* **What the exercise asks**
Can you pull out each line of the data below that includes the word "Ticket"?

..............................

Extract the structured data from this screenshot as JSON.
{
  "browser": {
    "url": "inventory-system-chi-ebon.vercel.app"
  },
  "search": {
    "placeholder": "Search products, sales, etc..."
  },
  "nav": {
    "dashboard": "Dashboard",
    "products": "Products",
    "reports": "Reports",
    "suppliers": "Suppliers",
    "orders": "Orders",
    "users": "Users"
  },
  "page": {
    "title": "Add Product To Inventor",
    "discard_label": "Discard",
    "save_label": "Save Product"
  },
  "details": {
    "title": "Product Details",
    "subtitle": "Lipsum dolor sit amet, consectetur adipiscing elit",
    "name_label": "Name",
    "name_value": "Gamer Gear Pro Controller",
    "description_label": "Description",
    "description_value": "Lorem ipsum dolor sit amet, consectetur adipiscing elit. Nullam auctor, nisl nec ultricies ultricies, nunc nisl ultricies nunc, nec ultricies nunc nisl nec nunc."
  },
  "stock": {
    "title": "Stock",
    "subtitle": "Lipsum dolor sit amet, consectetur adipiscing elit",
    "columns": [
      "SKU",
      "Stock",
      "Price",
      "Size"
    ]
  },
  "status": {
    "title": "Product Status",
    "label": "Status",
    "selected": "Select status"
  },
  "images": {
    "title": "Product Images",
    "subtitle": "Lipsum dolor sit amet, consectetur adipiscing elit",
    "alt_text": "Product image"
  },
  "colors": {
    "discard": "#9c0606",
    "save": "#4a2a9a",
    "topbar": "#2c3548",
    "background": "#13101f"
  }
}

..............................

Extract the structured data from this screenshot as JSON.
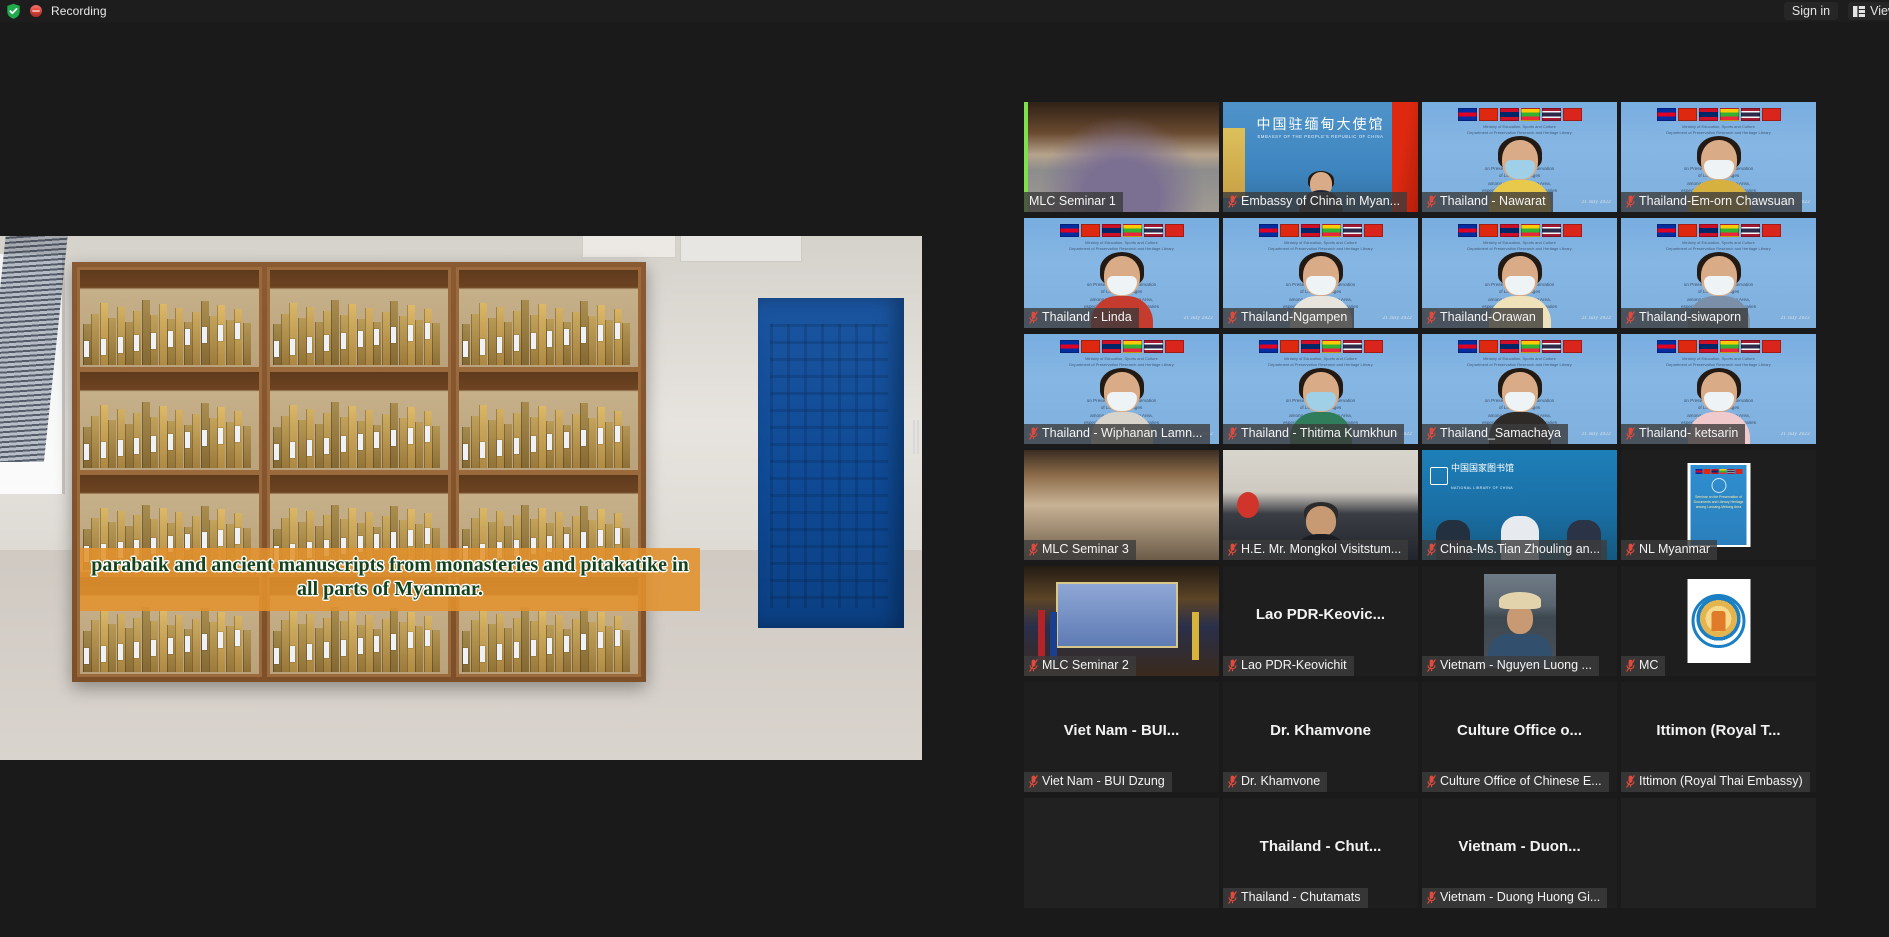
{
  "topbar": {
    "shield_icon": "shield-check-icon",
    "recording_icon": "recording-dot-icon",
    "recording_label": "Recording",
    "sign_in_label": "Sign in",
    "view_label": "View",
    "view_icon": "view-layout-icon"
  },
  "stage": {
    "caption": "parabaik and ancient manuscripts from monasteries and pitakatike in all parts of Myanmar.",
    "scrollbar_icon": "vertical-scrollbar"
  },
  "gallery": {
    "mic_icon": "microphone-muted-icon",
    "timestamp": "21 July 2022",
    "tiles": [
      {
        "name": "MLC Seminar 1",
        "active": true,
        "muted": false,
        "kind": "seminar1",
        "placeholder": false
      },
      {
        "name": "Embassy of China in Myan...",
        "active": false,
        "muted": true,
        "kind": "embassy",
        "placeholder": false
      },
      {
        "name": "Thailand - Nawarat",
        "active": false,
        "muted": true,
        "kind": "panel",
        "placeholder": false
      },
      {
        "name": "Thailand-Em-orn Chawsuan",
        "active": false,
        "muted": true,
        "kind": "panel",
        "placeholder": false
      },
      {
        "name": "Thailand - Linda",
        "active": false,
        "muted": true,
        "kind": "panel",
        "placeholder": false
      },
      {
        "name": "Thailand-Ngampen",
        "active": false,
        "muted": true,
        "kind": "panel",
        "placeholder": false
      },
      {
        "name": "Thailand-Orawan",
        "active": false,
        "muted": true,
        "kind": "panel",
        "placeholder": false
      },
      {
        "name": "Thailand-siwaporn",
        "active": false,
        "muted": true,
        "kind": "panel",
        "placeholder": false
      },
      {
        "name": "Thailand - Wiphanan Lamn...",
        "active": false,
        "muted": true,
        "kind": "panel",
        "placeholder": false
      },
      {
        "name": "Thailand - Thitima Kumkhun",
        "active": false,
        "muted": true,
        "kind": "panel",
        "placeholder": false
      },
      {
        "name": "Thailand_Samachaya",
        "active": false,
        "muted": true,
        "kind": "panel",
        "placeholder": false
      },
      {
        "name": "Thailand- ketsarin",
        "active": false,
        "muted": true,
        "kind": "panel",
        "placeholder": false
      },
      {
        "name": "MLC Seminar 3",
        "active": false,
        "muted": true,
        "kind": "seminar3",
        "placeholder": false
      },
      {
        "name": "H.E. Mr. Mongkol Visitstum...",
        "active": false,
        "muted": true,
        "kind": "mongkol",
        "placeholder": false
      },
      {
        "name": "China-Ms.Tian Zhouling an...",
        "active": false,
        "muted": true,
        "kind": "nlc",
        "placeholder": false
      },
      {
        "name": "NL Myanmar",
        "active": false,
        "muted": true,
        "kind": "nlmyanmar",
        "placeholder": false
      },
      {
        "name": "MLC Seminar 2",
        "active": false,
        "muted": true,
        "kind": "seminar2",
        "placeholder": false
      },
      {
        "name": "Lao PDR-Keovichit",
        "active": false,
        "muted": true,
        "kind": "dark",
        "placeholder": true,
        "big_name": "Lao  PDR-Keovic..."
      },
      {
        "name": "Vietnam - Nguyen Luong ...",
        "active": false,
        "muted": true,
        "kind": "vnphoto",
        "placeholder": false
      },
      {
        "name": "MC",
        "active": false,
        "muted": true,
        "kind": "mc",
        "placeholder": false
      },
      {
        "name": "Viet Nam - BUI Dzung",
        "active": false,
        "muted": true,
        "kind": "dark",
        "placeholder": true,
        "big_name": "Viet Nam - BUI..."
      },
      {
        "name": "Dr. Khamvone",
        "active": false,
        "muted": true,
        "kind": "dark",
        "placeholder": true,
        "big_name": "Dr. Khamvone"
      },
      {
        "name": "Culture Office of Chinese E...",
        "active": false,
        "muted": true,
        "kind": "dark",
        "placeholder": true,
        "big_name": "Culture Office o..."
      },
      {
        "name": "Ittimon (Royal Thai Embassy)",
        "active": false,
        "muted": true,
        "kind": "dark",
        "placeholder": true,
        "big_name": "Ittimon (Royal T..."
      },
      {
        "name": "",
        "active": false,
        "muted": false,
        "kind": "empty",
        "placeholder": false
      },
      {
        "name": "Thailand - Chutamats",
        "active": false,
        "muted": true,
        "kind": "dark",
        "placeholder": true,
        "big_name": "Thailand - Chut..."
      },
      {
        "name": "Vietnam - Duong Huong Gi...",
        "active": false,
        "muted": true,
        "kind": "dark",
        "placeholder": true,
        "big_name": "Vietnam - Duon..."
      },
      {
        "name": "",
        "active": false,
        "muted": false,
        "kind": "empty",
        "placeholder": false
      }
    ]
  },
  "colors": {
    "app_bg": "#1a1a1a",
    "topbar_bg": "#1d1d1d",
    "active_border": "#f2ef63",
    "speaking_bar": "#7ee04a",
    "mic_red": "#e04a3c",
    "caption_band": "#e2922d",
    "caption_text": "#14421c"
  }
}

..............................

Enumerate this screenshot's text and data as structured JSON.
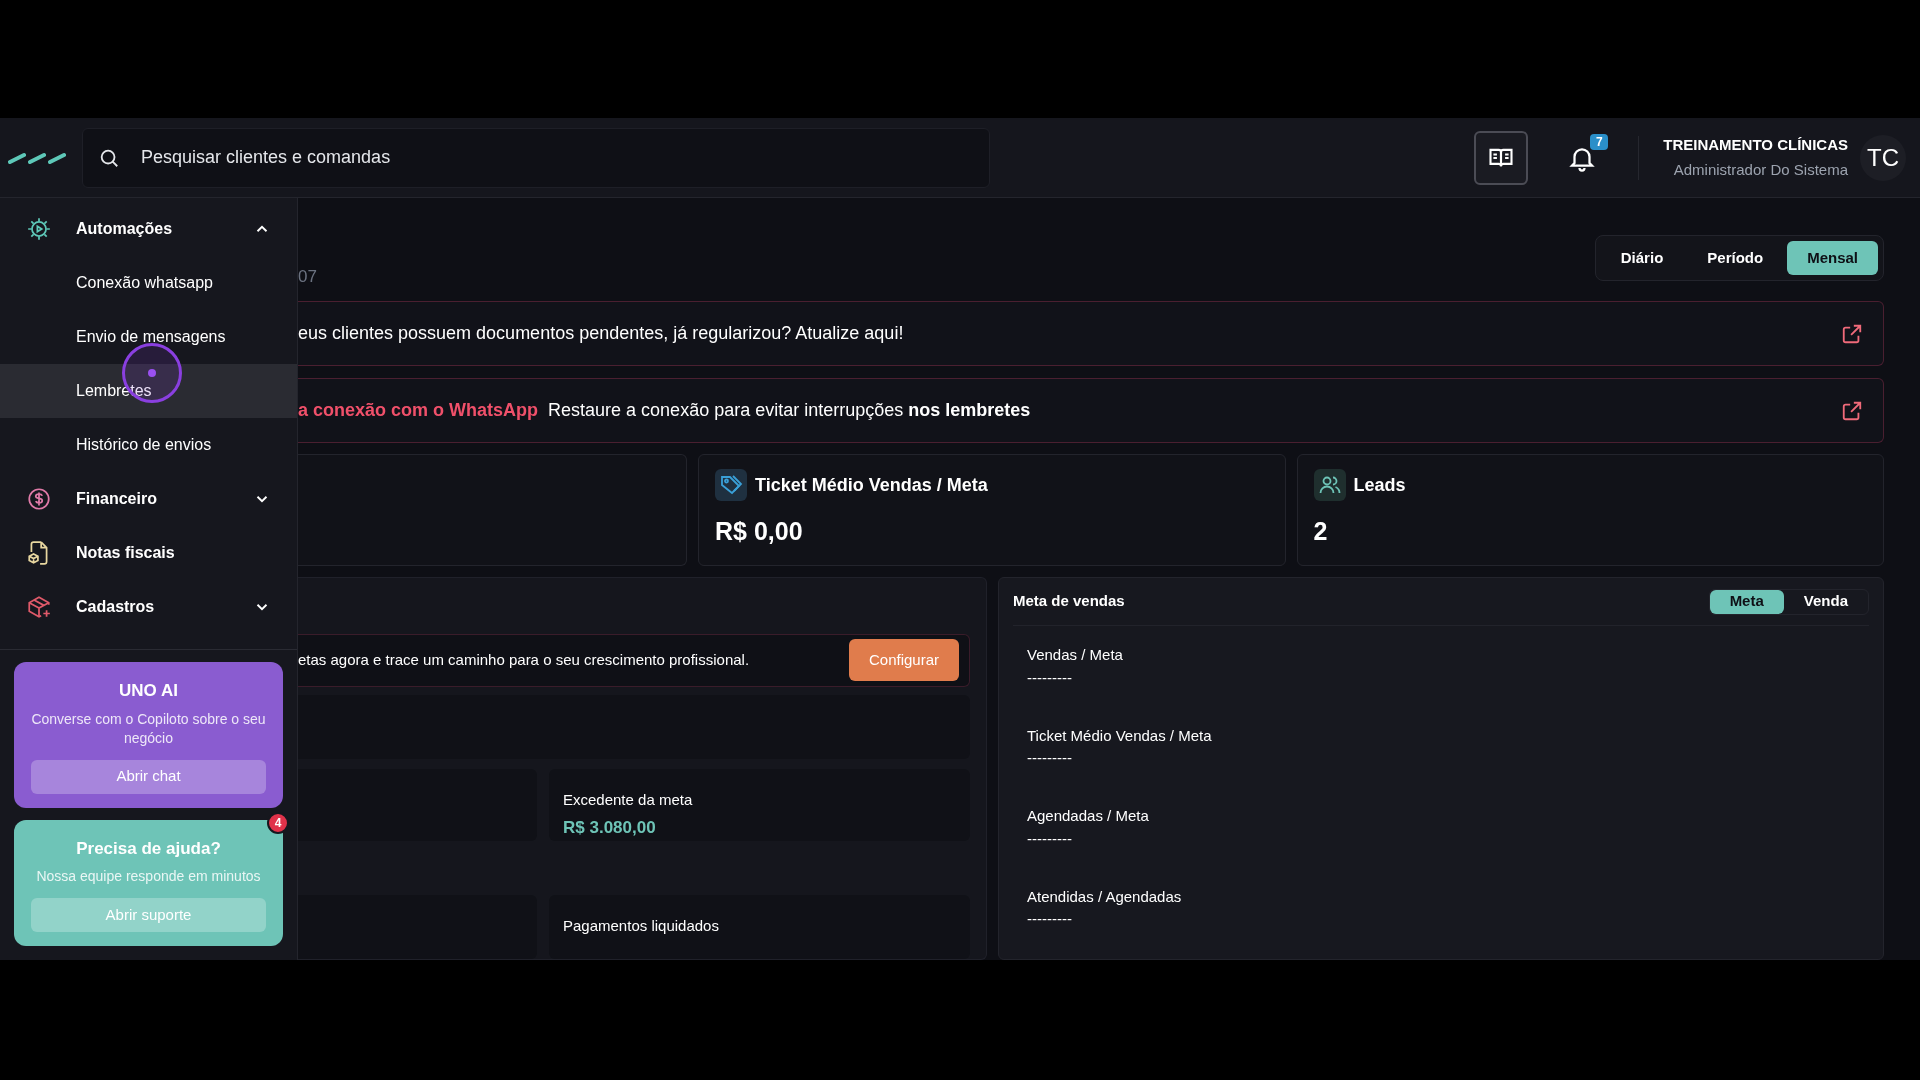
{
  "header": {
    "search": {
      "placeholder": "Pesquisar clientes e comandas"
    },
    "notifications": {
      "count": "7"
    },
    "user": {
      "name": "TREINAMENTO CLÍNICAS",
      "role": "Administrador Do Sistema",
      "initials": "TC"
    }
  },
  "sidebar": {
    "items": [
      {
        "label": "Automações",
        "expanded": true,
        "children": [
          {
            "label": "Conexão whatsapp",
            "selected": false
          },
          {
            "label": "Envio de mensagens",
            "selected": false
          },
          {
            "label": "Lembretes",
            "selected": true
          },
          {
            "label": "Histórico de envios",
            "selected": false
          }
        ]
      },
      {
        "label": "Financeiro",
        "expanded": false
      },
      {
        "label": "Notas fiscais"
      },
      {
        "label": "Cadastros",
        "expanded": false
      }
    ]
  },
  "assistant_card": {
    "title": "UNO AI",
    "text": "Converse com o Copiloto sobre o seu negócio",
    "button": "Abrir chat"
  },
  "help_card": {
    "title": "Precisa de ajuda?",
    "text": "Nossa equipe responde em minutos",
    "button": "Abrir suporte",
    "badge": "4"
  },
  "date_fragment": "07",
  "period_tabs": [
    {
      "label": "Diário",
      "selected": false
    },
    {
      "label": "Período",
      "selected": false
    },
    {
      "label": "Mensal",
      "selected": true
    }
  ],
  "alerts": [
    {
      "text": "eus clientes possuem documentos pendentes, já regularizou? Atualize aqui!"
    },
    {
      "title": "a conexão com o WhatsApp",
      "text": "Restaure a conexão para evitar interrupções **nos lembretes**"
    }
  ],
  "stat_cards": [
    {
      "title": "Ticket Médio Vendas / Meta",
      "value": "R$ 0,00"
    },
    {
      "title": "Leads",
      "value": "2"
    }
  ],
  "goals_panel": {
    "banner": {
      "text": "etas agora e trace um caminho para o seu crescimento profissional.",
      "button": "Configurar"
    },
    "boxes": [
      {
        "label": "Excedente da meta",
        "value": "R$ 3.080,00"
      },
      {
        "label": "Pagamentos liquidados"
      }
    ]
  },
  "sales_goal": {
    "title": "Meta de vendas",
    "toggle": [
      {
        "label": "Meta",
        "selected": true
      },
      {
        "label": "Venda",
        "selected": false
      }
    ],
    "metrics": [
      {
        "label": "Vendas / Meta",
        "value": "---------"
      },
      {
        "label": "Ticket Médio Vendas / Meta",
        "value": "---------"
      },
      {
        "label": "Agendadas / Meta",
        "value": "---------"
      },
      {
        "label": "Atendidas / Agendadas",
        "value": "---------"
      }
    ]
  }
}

..............................

* **Answer to the problem**
      "title": "Ticket Médio Vendas / Meta",
        "label": "Ticket Médio Vendas / Meta",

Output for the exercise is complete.